(Page text dataset records)
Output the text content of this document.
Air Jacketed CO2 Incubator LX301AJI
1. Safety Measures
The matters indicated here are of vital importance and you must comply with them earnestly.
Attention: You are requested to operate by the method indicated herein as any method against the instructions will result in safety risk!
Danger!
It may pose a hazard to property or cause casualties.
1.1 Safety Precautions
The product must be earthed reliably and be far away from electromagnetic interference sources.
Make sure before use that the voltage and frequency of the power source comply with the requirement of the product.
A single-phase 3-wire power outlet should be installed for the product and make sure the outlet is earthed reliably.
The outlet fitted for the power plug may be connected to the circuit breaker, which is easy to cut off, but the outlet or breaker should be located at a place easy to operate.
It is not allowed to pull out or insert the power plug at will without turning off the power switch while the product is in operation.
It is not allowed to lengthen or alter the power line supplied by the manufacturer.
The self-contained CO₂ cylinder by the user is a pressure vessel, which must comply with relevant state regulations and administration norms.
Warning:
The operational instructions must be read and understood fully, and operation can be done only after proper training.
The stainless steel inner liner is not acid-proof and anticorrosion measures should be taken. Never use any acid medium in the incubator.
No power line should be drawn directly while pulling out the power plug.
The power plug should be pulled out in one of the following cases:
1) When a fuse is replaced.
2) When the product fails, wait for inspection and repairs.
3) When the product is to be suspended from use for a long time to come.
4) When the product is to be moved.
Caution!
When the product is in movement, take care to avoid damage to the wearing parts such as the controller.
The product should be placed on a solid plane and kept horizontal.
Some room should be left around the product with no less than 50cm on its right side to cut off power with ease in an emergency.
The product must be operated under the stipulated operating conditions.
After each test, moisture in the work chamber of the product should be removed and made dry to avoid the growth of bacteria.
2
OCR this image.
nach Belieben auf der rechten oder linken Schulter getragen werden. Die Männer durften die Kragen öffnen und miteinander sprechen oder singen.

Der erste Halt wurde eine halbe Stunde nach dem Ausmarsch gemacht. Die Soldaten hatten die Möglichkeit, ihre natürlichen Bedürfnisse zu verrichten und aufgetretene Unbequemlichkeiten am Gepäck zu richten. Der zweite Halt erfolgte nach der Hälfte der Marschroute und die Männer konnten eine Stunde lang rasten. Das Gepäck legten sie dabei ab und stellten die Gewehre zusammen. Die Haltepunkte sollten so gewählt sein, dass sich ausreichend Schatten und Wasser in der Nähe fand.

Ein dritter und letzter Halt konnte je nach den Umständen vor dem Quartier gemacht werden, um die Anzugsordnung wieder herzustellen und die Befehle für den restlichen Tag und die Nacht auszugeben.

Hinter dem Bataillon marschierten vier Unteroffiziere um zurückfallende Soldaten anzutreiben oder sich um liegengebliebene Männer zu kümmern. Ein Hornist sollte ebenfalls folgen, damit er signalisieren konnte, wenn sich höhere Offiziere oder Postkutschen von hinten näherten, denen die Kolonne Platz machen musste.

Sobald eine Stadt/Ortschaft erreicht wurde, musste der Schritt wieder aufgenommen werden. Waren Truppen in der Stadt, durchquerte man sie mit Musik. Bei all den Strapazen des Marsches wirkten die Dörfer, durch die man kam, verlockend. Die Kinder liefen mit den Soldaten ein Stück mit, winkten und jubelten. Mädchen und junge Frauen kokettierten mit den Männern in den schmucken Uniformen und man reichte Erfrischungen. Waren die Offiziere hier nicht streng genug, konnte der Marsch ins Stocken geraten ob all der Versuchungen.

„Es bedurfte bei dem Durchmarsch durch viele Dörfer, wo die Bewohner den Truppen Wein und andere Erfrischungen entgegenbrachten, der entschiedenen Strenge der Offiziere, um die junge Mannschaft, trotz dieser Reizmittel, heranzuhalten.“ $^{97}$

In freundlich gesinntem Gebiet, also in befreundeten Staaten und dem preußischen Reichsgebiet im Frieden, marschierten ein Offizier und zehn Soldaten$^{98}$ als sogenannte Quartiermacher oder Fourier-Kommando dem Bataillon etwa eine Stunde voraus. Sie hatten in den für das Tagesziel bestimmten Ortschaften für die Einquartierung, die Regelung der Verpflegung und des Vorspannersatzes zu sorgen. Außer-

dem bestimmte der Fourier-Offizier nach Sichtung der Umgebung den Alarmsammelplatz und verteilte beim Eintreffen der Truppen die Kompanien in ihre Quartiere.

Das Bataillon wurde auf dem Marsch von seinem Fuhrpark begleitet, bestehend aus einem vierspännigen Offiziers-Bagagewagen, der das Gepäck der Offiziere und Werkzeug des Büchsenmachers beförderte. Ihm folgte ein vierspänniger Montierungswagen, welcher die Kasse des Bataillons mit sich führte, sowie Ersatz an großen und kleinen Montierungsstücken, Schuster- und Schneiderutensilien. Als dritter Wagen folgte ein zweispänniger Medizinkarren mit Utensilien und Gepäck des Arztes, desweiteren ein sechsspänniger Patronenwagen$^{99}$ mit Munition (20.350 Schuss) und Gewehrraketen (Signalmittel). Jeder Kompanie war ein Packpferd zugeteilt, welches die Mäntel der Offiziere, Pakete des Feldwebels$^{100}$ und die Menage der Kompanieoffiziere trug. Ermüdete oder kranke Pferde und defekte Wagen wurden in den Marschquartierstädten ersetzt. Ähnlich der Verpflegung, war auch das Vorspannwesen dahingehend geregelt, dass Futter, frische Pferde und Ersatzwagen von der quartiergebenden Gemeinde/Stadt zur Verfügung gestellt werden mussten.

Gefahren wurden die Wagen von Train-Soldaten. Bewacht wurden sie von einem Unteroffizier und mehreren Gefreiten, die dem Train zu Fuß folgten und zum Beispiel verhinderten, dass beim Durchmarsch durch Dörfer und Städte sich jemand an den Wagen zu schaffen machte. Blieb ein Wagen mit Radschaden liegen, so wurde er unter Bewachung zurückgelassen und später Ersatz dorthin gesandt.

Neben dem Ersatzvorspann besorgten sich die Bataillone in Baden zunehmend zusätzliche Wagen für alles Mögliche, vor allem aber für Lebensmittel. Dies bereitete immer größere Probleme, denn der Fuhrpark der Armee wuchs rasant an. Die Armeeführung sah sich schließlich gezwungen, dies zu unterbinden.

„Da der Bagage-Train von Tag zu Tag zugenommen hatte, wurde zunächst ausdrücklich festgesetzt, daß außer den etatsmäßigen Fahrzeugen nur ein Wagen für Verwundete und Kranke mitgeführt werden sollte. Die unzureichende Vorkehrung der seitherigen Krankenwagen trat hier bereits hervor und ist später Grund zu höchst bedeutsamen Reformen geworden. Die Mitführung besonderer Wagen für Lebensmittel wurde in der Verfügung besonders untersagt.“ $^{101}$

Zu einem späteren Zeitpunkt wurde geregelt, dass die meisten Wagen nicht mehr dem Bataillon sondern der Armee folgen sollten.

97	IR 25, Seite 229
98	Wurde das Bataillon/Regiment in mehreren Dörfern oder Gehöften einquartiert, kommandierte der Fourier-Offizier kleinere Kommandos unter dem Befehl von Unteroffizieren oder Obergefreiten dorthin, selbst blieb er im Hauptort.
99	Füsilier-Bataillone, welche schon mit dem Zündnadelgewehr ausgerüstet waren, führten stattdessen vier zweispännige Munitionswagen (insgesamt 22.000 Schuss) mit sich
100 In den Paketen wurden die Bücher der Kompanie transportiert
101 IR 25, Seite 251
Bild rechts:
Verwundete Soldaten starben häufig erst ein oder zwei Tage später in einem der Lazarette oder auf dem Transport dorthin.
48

THE TASK -
All lines above that contain the word "allowed" are to be copied.

RESULT -
It is not allowed to pull out or insert the power plug at will without turning off the power switch while the product is in operation.
It is not allowed to lengthen or alter the power line supplied by the manufacturer.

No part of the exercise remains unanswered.